• **EXERCISE INSTRUCTIONS**:
Note how many lines in the entries contain the string "your", then give that number and nothing else.

• **INPUT ROWS**:
— START —

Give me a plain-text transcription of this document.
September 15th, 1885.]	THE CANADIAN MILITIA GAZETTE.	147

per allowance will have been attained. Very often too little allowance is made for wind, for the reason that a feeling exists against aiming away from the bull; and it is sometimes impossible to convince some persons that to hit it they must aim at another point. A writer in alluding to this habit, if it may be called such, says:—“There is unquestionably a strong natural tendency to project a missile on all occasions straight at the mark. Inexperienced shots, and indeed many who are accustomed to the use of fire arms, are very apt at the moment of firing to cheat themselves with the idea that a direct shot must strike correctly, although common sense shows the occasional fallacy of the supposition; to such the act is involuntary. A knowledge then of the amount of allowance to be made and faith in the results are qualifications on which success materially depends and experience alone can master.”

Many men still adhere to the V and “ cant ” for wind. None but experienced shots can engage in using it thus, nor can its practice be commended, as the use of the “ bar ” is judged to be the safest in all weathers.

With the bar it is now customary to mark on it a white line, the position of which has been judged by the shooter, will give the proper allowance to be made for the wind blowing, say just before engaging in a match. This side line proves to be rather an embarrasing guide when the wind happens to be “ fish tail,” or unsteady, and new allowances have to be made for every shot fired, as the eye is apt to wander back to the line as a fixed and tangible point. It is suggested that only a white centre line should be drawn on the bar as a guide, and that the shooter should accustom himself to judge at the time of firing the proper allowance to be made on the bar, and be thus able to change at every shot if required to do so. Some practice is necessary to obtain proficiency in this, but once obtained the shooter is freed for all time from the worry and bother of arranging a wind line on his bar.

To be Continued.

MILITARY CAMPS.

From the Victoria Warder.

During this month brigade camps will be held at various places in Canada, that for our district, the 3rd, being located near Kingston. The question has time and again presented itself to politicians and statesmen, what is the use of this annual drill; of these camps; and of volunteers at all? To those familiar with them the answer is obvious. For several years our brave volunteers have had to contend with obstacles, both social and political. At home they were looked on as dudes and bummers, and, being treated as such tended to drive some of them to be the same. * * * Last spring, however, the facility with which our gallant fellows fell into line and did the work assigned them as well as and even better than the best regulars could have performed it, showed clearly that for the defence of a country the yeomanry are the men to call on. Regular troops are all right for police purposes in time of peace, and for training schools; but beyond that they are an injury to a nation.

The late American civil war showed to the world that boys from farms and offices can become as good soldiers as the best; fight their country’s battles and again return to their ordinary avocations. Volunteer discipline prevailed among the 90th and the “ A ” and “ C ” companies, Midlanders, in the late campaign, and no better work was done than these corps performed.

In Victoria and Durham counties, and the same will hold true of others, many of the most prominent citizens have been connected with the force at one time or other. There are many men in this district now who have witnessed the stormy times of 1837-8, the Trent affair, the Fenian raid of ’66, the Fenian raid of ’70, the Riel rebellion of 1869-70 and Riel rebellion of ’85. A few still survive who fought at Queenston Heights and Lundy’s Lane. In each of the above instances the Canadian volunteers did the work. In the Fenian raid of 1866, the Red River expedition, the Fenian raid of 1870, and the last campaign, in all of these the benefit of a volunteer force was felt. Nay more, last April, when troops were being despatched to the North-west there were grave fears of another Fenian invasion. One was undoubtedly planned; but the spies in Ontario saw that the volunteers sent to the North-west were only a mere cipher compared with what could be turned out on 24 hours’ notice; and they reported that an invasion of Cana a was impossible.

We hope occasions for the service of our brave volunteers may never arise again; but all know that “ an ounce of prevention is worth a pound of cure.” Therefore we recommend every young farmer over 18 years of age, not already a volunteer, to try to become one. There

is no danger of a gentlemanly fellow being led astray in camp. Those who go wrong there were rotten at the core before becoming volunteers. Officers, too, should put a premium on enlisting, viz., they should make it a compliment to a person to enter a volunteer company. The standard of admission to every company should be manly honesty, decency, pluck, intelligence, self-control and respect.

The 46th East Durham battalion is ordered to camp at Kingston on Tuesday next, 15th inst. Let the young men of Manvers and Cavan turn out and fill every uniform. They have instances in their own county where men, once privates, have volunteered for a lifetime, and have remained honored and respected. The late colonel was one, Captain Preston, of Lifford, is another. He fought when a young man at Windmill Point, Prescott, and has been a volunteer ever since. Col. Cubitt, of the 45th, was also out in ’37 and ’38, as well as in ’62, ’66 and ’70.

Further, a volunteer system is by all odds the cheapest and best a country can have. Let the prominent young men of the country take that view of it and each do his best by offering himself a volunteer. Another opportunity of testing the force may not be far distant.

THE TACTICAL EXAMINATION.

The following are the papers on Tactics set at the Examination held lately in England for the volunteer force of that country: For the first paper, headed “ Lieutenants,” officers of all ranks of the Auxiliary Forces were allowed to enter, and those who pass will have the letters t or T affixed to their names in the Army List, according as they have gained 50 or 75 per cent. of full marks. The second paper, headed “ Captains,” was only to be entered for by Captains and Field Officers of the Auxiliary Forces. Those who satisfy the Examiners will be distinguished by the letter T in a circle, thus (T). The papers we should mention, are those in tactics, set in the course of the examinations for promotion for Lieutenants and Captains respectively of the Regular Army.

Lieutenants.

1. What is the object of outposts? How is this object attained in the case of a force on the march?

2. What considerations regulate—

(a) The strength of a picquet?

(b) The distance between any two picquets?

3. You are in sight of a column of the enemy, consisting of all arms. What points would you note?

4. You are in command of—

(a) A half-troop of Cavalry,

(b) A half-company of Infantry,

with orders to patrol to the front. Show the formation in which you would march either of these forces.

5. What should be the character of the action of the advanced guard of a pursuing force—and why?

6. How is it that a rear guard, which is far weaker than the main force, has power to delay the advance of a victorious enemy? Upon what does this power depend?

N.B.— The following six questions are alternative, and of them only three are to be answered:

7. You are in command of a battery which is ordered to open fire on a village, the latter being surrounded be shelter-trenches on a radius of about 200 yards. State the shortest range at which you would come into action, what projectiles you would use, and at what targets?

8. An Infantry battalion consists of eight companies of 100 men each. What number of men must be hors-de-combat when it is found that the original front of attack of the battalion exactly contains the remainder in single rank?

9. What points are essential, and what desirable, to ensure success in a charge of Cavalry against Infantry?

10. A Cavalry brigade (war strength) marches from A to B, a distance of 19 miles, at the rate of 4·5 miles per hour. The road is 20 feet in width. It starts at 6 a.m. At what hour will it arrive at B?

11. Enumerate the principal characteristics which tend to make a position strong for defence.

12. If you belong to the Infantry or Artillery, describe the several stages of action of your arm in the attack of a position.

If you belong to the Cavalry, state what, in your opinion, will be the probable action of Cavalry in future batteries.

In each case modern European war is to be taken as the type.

— END —

• **TASK SOLUTION**:
2